Repeat the records word for word, excluding any picture.

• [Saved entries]
◇ ◇ ◇ ◇
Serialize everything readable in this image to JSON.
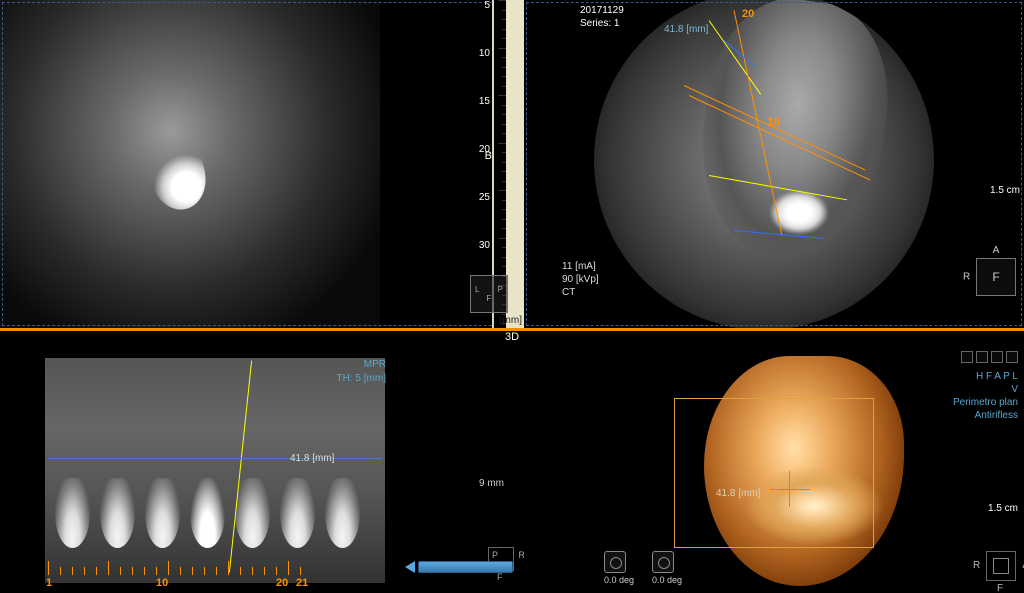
{
  "top_left": {
    "ruler": {
      "ticks": [
        5,
        10,
        15,
        20,
        25,
        30
      ],
      "label_b": "B",
      "unit": "[mm]"
    },
    "orientation": {
      "left": "L",
      "right": "P",
      "bottom": "F"
    }
  },
  "top_right": {
    "meta_top": {
      "date": "20171129",
      "series": "Series: 1"
    },
    "center_mark": "10",
    "top_mark": "20",
    "mm_label": "41.8 [mm]",
    "side_meta": {
      "ma": "11 [mA]",
      "kvp": "90 [kVp]",
      "modality": "CT"
    },
    "scale": "1.5 cm",
    "orientation": {
      "a": "A",
      "r": "R",
      "f": "F"
    }
  },
  "divider_label": "3D",
  "bottom_left": {
    "mpr": "MPR",
    "th": "TH: 5 [mm]",
    "mm_label": "41.8 [mm]",
    "mm9": "9 mm",
    "scale_nums": {
      "n1": "1",
      "n10": "10",
      "n20": "20",
      "n21": "21"
    },
    "orientation": {
      "p": "P",
      "r": "R",
      "f": "F"
    }
  },
  "bottom_right": {
    "links": {
      "hfapl": "H F A P L",
      "v": "V",
      "perimetro": "Perimetro plan",
      "antirifless": "Antirifless"
    },
    "mm_label": "41.8 [mm]",
    "deg": "0.0 deg",
    "scale": "1.5 cm",
    "orientation": {
      "r": "R",
      "a": "A",
      "f": "F"
    }
  }
}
◇ ◇ ◇ ◇
• [WRITTEN SOLUTION]
Serialize everything readable in this image to JSON.
{
  "top_left": {
    "ruler": {
      "ticks": [
        5,
        10,
        15,
        20,
        25,
        30
      ],
      "label_b": "B",
      "unit": "[mm]"
    },
    "orientation": {
      "left": "L",
      "right": "P",
      "bottom": "F"
    }
  },
  "top_right": {
    "meta_top": {
      "date": "20171129",
      "series": "Series: 1"
    },
    "center_mark": "10",
    "top_mark": "20",
    "mm_label": "41.8 [mm]",
    "side_meta": {
      "ma": "11 [mA]",
      "kvp": "90 [kVp]",
      "modality": "CT"
    },
    "scale": "1.5 cm",
    "orientation": {
      "a": "A",
      "r": "R",
      "f": "F"
    }
  },
  "divider_label": "3D",
  "bottom_left": {
    "mpr": "MPR",
    "th": "TH: 5 [mm]",
    "mm_label": "41.8 [mm]",
    "mm9": "9 mm",
    "scale_nums": {
      "n1": "1",
      "n10": "10",
      "n20": "20",
      "n21": "21"
    },
    "orientation": {
      "p": "P",
      "r": "R",
      "f": "F"
    }
  },
  "bottom_right": {
    "links": {
      "hfapl": "H F A P L",
      "v": "V",
      "perimetro": "Perimetro plan",
      "antirifless": "Antirifless"
    },
    "mm_label": "41.8 [mm]",
    "deg": "0.0 deg",
    "scale": "1.5 cm",
    "orientation": {
      "r": "R",
      "a": "A",
      "f": "F"
    }
  }
}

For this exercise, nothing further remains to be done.